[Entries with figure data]
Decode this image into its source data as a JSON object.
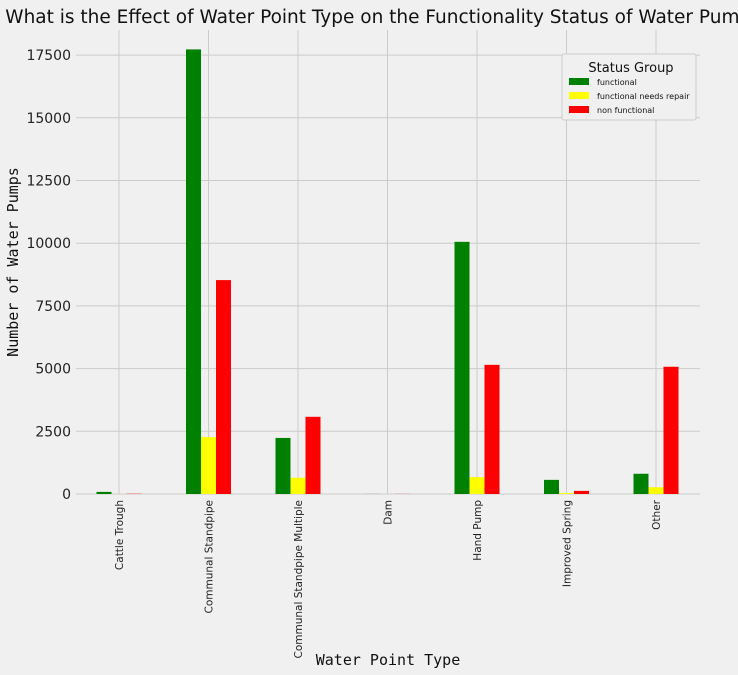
{
  "chart_data": {
    "type": "bar",
    "title": "What is the Effect of Water Point Type on the Functionality Status of Water Pumps?",
    "xlabel": "Water Point Type",
    "ylabel": "Number of Water Pumps",
    "categories": [
      "Cattle Trough",
      "Communal Standpipe",
      "Communal Standpipe Multiple",
      "Dam",
      "Hand Pump",
      "Improved Spring",
      "Other"
    ],
    "series": [
      {
        "name": "functional",
        "color": "#008000",
        "values": [
          84,
          17726,
          2235,
          3,
          10054,
          563,
          807
        ]
      },
      {
        "name": "functional needs repair",
        "color": "#ffff00",
        "values": [
          2,
          2267,
          648,
          0,
          672,
          41,
          268
        ]
      },
      {
        "name": "non functional",
        "color": "#ff0000",
        "values": [
          10,
          8528,
          3078,
          4,
          5150,
          124,
          5073
        ]
      }
    ],
    "yticks": [
      0,
      2500,
      5000,
      7500,
      10000,
      12500,
      15000,
      17500
    ],
    "ytick_labels": [
      "0",
      "2500",
      "5000",
      "7500",
      "10000",
      "12500",
      "15000",
      "17500"
    ],
    "ylim": [
      0,
      18500
    ],
    "grid": true,
    "legend": {
      "title": "Status Group",
      "placement": "top-right"
    }
  }
}
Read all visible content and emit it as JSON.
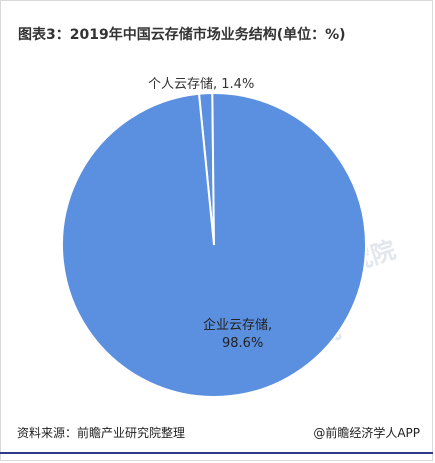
{
  "page": {
    "title": "图表3：2019年中国云存储市场业务结构(单位：%)",
    "source": "资料来源：前瞻产业研究院整理",
    "credit": "@前瞻经济学人APP",
    "watermark": "前瞻产业研究院"
  },
  "colors": {
    "slice_main": "#5b8fdf",
    "slice_small": "#5b8fdf",
    "slice_border": "#ffffff"
  },
  "chart_data": {
    "type": "pie",
    "title": "图表3：2019年中国云存储市场业务结构(单位：%)",
    "slices": [
      {
        "label": "个人云存储",
        "value": 1.4,
        "text_line1": "个人云存储, 1.4%",
        "text_line2": ""
      },
      {
        "label": "企业云存储",
        "value": 98.6,
        "text_line1": "企业云存储,",
        "text_line2": "98.6%"
      }
    ],
    "legend": "none"
  }
}
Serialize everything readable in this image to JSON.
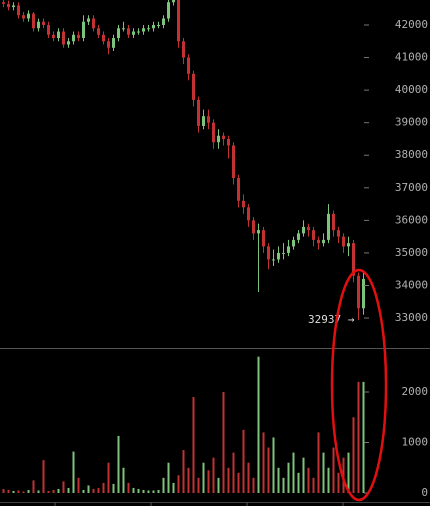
{
  "chart_data": [
    {
      "type": "candlestick",
      "up_color": "#7cc47c",
      "down_color": "#c23232",
      "ylim": [
        32080,
        42768
      ],
      "yticks": [
        33000,
        34000,
        35000,
        36000,
        37000,
        38000,
        39000,
        40000,
        41000,
        42000
      ],
      "annotation": "32937 →",
      "open": [
        42700,
        42650,
        42550,
        42600,
        42300,
        42200,
        42350,
        41900,
        42100,
        42000,
        41700,
        41600,
        41800,
        41400,
        41500,
        41700,
        41600,
        42100,
        42200,
        41900,
        41700,
        41500,
        41300,
        41600,
        41900,
        41900,
        41700,
        41800,
        41800,
        41900,
        41900,
        42000,
        42000,
        42200,
        42700,
        42800,
        41500,
        41000,
        40500,
        39700,
        38900,
        39200,
        39000,
        38400,
        38600,
        38500,
        38300,
        37300,
        36600,
        36400,
        36000,
        35600,
        35700,
        35200,
        34800,
        34800,
        35000,
        35000,
        35200,
        35400,
        35600,
        35800,
        35700,
        35400,
        35300,
        35400,
        36200,
        35700,
        35500,
        35200,
        35300,
        34300,
        33300
      ],
      "high": [
        42850,
        42750,
        42700,
        42700,
        42400,
        42450,
        42400,
        42200,
        42200,
        42100,
        41800,
        41900,
        41900,
        41600,
        41800,
        41800,
        42300,
        42300,
        42300,
        42000,
        41800,
        41600,
        41700,
        42000,
        42100,
        42000,
        41900,
        41900,
        42000,
        42000,
        42100,
        42100,
        42300,
        42800,
        42900,
        42900,
        41600,
        41100,
        40600,
        39800,
        39400,
        39400,
        39100,
        38800,
        38700,
        38600,
        38400,
        37400,
        36800,
        36500,
        36100,
        35900,
        35800,
        35300,
        35100,
        35200,
        35300,
        35400,
        35500,
        35700,
        36000,
        35900,
        35800,
        35500,
        35600,
        36500,
        36300,
        35800,
        35600,
        35500,
        35400,
        34400,
        34400
      ],
      "low": [
        42550,
        42450,
        42450,
        42200,
        42100,
        42100,
        41800,
        41800,
        41900,
        41600,
        41500,
        41500,
        41300,
        41300,
        41400,
        41500,
        41500,
        42000,
        41800,
        41600,
        41400,
        41100,
        41200,
        41500,
        41800,
        41600,
        41600,
        41700,
        41700,
        41800,
        41800,
        41900,
        41900,
        42100,
        42600,
        41300,
        40800,
        40300,
        39500,
        38700,
        38800,
        38800,
        38200,
        38200,
        38300,
        37900,
        37100,
        36400,
        36200,
        35800,
        35400,
        33800,
        35000,
        34500,
        34600,
        34700,
        34800,
        34900,
        35100,
        35300,
        35500,
        35500,
        35200,
        35100,
        35200,
        35300,
        35500,
        35300,
        35000,
        34900,
        34100,
        32937,
        33100
      ],
      "close": [
        42650,
        42550,
        42600,
        42300,
        42200,
        42350,
        41900,
        42100,
        42000,
        41700,
        41600,
        41800,
        41400,
        41500,
        41700,
        41600,
        42100,
        42200,
        41900,
        41700,
        41500,
        41300,
        41600,
        41900,
        41900,
        41700,
        41800,
        41800,
        41900,
        41900,
        42000,
        42000,
        42200,
        42700,
        42800,
        41500,
        41000,
        40500,
        39700,
        38900,
        39200,
        39000,
        38400,
        38600,
        38500,
        38300,
        37300,
        36600,
        36400,
        36000,
        35600,
        35700,
        35200,
        34800,
        34800,
        35000,
        35000,
        35200,
        35400,
        35600,
        35800,
        35700,
        35400,
        35300,
        35400,
        36200,
        35700,
        35500,
        35200,
        35300,
        34300,
        33300,
        34200
      ]
    },
    {
      "type": "bar",
      "ylim": [
        0,
        2871
      ],
      "yticks": [
        0,
        1000,
        2000
      ],
      "values": [
        80,
        60,
        40,
        50,
        30,
        60,
        250,
        50,
        650,
        40,
        60,
        80,
        230,
        100,
        820,
        300,
        60,
        150,
        80,
        100,
        200,
        600,
        180,
        1130,
        500,
        200,
        100,
        80,
        60,
        50,
        50,
        60,
        300,
        600,
        200,
        350,
        850,
        500,
        1900,
        300,
        600,
        450,
        700,
        300,
        2000,
        500,
        800,
        400,
        1250,
        600,
        300,
        2700,
        1200,
        900,
        1100,
        500,
        300,
        600,
        800,
        400,
        700,
        500,
        300,
        1200,
        800,
        500,
        900,
        400,
        700,
        800,
        1500,
        2200,
        2200
      ]
    }
  ]
}
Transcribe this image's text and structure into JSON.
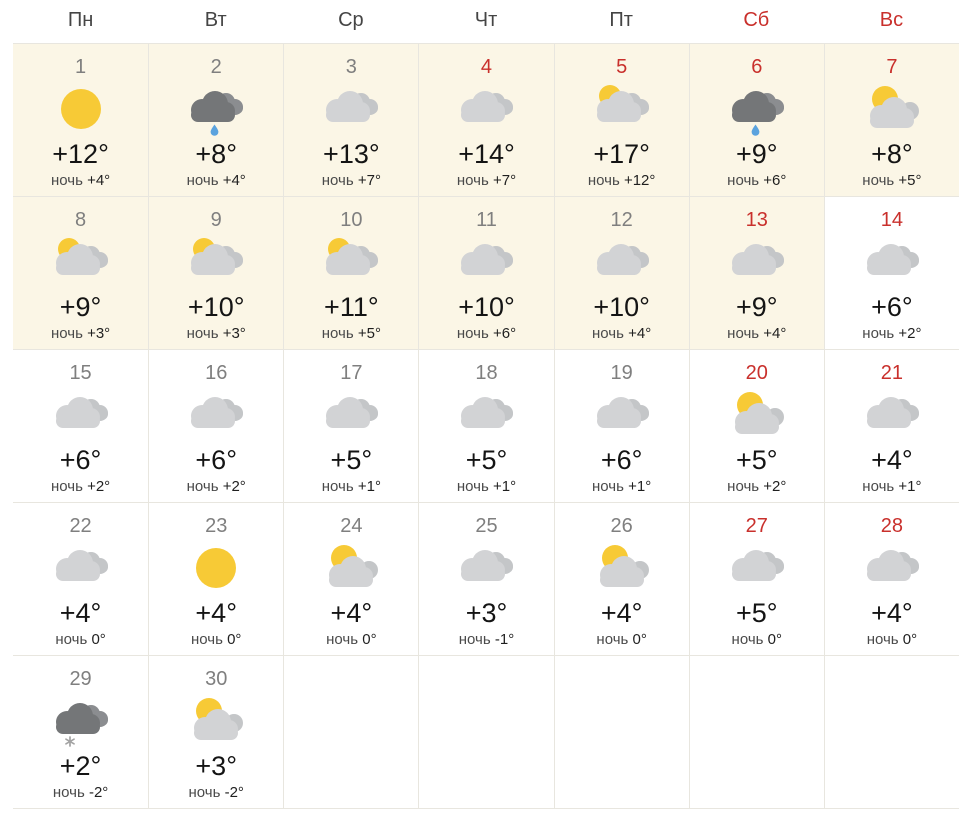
{
  "colors": {
    "weekend_red": "#c9302c",
    "day_number_gray": "#7f7f7f",
    "weekday_header_gray": "#454545",
    "temp_text": "#141414",
    "night_text": "#4a4a4a",
    "highlight_bg": "#fbf6e6",
    "cell_border": "#e8e6df",
    "sun": "#f7ca36",
    "cloud_front": "#d2d3d5",
    "cloud_back": "#c4c6c8",
    "dark_cloud_front": "#747678",
    "dark_cloud_back": "#8b8d90",
    "rain_drop": "#5ba3de",
    "snowflake": "#a3a3a3"
  },
  "calendar": {
    "weekday_headers": [
      {
        "label": "Пн",
        "weekend": false
      },
      {
        "label": "Вт",
        "weekend": false
      },
      {
        "label": "Ср",
        "weekend": false
      },
      {
        "label": "Чт",
        "weekend": false
      },
      {
        "label": "Пт",
        "weekend": false
      },
      {
        "label": "Сб",
        "weekend": true
      },
      {
        "label": "Вс",
        "weekend": true
      }
    ],
    "night_label": "ночь",
    "trailing_empty_cells": 5,
    "days": [
      {
        "day": "1",
        "icon": "sun",
        "temp": "+12°",
        "night_temp": "+4°",
        "red": false,
        "highlighted": true
      },
      {
        "day": "2",
        "icon": "rain-cloud",
        "temp": "+8°",
        "night_temp": "+4°",
        "red": false,
        "highlighted": true
      },
      {
        "day": "3",
        "icon": "cloudy",
        "temp": "+13°",
        "night_temp": "+7°",
        "red": false,
        "highlighted": true
      },
      {
        "day": "4",
        "icon": "cloudy",
        "temp": "+14°",
        "night_temp": "+7°",
        "red": true,
        "highlighted": true
      },
      {
        "day": "5",
        "icon": "sun-behind-clouds",
        "temp": "+17°",
        "night_temp": "+12°",
        "red": true,
        "highlighted": true
      },
      {
        "day": "6",
        "icon": "rain-cloud",
        "temp": "+9°",
        "night_temp": "+6°",
        "red": true,
        "highlighted": true
      },
      {
        "day": "7",
        "icon": "sun-and-cloud",
        "temp": "+8°",
        "night_temp": "+5°",
        "red": true,
        "highlighted": true
      },
      {
        "day": "8",
        "icon": "sun-behind-clouds",
        "temp": "+9°",
        "night_temp": "+3°",
        "red": false,
        "highlighted": true
      },
      {
        "day": "9",
        "icon": "sun-behind-clouds",
        "temp": "+10°",
        "night_temp": "+3°",
        "red": false,
        "highlighted": true
      },
      {
        "day": "10",
        "icon": "sun-behind-clouds",
        "temp": "+11°",
        "night_temp": "+5°",
        "red": false,
        "highlighted": true
      },
      {
        "day": "11",
        "icon": "cloudy",
        "temp": "+10°",
        "night_temp": "+6°",
        "red": false,
        "highlighted": true
      },
      {
        "day": "12",
        "icon": "cloudy",
        "temp": "+10°",
        "night_temp": "+4°",
        "red": false,
        "highlighted": true
      },
      {
        "day": "13",
        "icon": "cloudy",
        "temp": "+9°",
        "night_temp": "+4°",
        "red": true,
        "highlighted": true
      },
      {
        "day": "14",
        "icon": "cloudy",
        "temp": "+6°",
        "night_temp": "+2°",
        "red": true,
        "highlighted": false
      },
      {
        "day": "15",
        "icon": "cloudy",
        "temp": "+6°",
        "night_temp": "+2°",
        "red": false,
        "highlighted": false
      },
      {
        "day": "16",
        "icon": "cloudy",
        "temp": "+6°",
        "night_temp": "+2°",
        "red": false,
        "highlighted": false
      },
      {
        "day": "17",
        "icon": "cloudy",
        "temp": "+5°",
        "night_temp": "+1°",
        "red": false,
        "highlighted": false
      },
      {
        "day": "18",
        "icon": "cloudy",
        "temp": "+5°",
        "night_temp": "+1°",
        "red": false,
        "highlighted": false
      },
      {
        "day": "19",
        "icon": "cloudy",
        "temp": "+6°",
        "night_temp": "+1°",
        "red": false,
        "highlighted": false
      },
      {
        "day": "20",
        "icon": "sun-and-cloud",
        "temp": "+5°",
        "night_temp": "+2°",
        "red": true,
        "highlighted": false
      },
      {
        "day": "21",
        "icon": "cloudy",
        "temp": "+4°",
        "night_temp": "+1°",
        "red": true,
        "highlighted": false
      },
      {
        "day": "22",
        "icon": "cloudy",
        "temp": "+4°",
        "night_temp": "0°",
        "red": false,
        "highlighted": false
      },
      {
        "day": "23",
        "icon": "sun",
        "temp": "+4°",
        "night_temp": "0°",
        "red": false,
        "highlighted": false
      },
      {
        "day": "24",
        "icon": "sun-and-cloud",
        "temp": "+4°",
        "night_temp": "0°",
        "red": false,
        "highlighted": false
      },
      {
        "day": "25",
        "icon": "cloudy",
        "temp": "+3°",
        "night_temp": "-1°",
        "red": false,
        "highlighted": false
      },
      {
        "day": "26",
        "icon": "sun-and-cloud",
        "temp": "+4°",
        "night_temp": "0°",
        "red": false,
        "highlighted": false
      },
      {
        "day": "27",
        "icon": "cloudy",
        "temp": "+5°",
        "night_temp": "0°",
        "red": true,
        "highlighted": false
      },
      {
        "day": "28",
        "icon": "cloudy",
        "temp": "+4°",
        "night_temp": "0°",
        "red": true,
        "highlighted": false
      },
      {
        "day": "29",
        "icon": "snow-cloud",
        "temp": "+2°",
        "night_temp": "-2°",
        "red": false,
        "highlighted": false
      },
      {
        "day": "30",
        "icon": "sun-and-cloud",
        "temp": "+3°",
        "night_temp": "-2°",
        "red": false,
        "highlighted": false
      }
    ]
  }
}
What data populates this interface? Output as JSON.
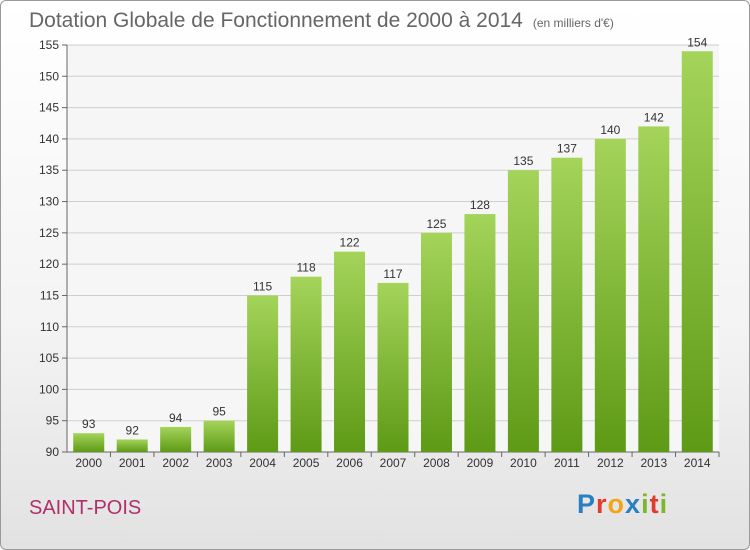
{
  "header": {
    "title": "Dotation Globale de Fonctionnement de 2000 à 2014",
    "subtitle": "(en milliers d'€)"
  },
  "footer": {
    "municipality": "SAINT-POIS",
    "logo_text": "Proxiti",
    "logo_colors": [
      "#2a7fc1",
      "#e23b2e",
      "#f2a51c",
      "#2a7fc1",
      "#7ab829",
      "#e23b2e",
      "#7ab829"
    ]
  },
  "colors": {
    "bar_light": "#a4d45a",
    "bar_dark": "#5e9a16",
    "grid": "#cfcfcf",
    "plot_background": "#f6f6f6"
  },
  "chart_data": {
    "type": "bar",
    "categories": [
      "2000",
      "2001",
      "2002",
      "2003",
      "2004",
      "2005",
      "2006",
      "2007",
      "2008",
      "2009",
      "2010",
      "2011",
      "2012",
      "2013",
      "2014"
    ],
    "values": [
      93,
      92,
      94,
      95,
      115,
      118,
      122,
      117,
      125,
      128,
      135,
      137,
      140,
      142,
      154
    ],
    "title": "Dotation Globale de Fonctionnement de 2000 à 2014",
    "subtitle": "(en milliers d'€)",
    "ylim": [
      90,
      155
    ],
    "yticks": [
      90,
      95,
      100,
      105,
      110,
      115,
      120,
      125,
      130,
      135,
      140,
      145,
      150,
      155
    ],
    "grid": true,
    "data_labels": true
  }
}
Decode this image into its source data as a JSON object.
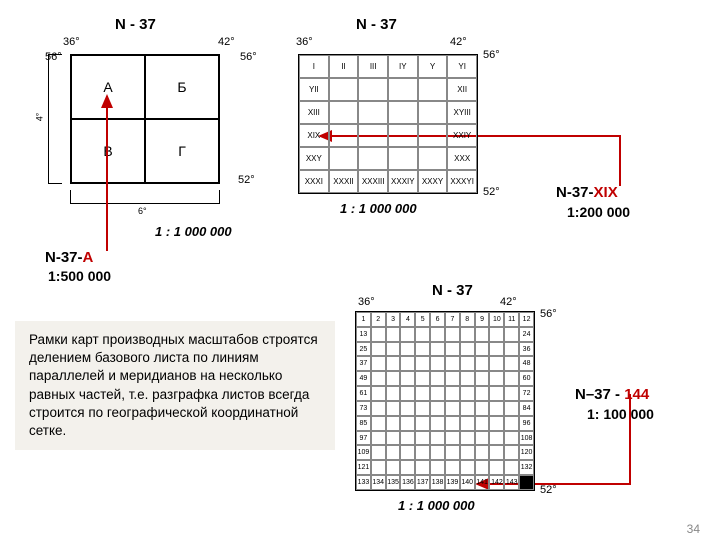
{
  "page_number": "34",
  "diagram1": {
    "title": "N - 37",
    "corner_tl": "36°",
    "corner_tr": "42°",
    "lat_top": "56°",
    "lat_bottom": "52°",
    "h_scale": "6°",
    "v_scale": "4°",
    "cells": [
      "А",
      "Б",
      "В",
      "Г"
    ],
    "caption": "1 : 1 000 000",
    "ref_prefix": "N-37-",
    "ref_suffix": "А",
    "ref_scale": "1:500 000"
  },
  "diagram2": {
    "title": "N - 37",
    "corner_tl": "36°",
    "corner_tr": "42°",
    "lat_top": "56°",
    "lat_bottom": "52°",
    "cells": [
      [
        "I",
        "II",
        "III",
        "IY",
        "Y",
        "YI"
      ],
      [
        "YII",
        "",
        "",
        "",
        "",
        "XII"
      ],
      [
        "XIII",
        "",
        "",
        "",
        "",
        "XYIII"
      ],
      [
        "XIX",
        "",
        "",
        "",
        "",
        "XXIY"
      ],
      [
        "XXY",
        "",
        "",
        "",
        "",
        "XXX"
      ],
      [
        "XXXI",
        "XXXII",
        "XXXIII",
        "XXXIY",
        "XXXY",
        "XXXYI"
      ]
    ],
    "caption": "1 : 1 000 000",
    "ref_prefix": "N-37-",
    "ref_suffix": "XIX",
    "ref_scale": "1:200 000"
  },
  "diagram3": {
    "title": "N - 37",
    "corner_tl": "36°",
    "corner_tr": "42°",
    "lat_top": "56°",
    "lat_bottom": "52°",
    "top_row": [
      "1",
      "2",
      "3",
      "4",
      "5",
      "6",
      "7",
      "8",
      "9",
      "10",
      "11",
      "12"
    ],
    "left_col": [
      "13",
      "25",
      "37",
      "49",
      "61",
      "73",
      "85",
      "97",
      "109",
      "121",
      "133"
    ],
    "right_col": [
      "24",
      "36",
      "48",
      "60",
      "72",
      "84",
      "96",
      "108",
      "120",
      "132",
      "144"
    ],
    "bottom_row": [
      "133",
      "134",
      "135",
      "136",
      "137",
      "138",
      "139",
      "140",
      "141",
      "142",
      "143",
      "144"
    ],
    "caption": "1 : 1 000 000",
    "ref_prefix": "N–37 - ",
    "ref_suffix": "144",
    "ref_scale": "1: 100 000",
    "highlight_index": 143
  },
  "paragraph": "Рамки карт производных масштабов строятся делением базового листа по линиям параллелей и меридианов на несколько равных частей, т.е. разграфка листов всегда строится по географической координатной сетке.",
  "colors": {
    "accent": "#c00000",
    "bg_para": "#f3f1ec"
  }
}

→ **Problem requirements**: Using the records above, pull out each line where the word "Pumps" occurs.

→ **Task response**:
    "title": "What is the Effect of Water Point Type on the Functionality Status of Water Pumps?",
    "ylabel": "Number of Water Pumps",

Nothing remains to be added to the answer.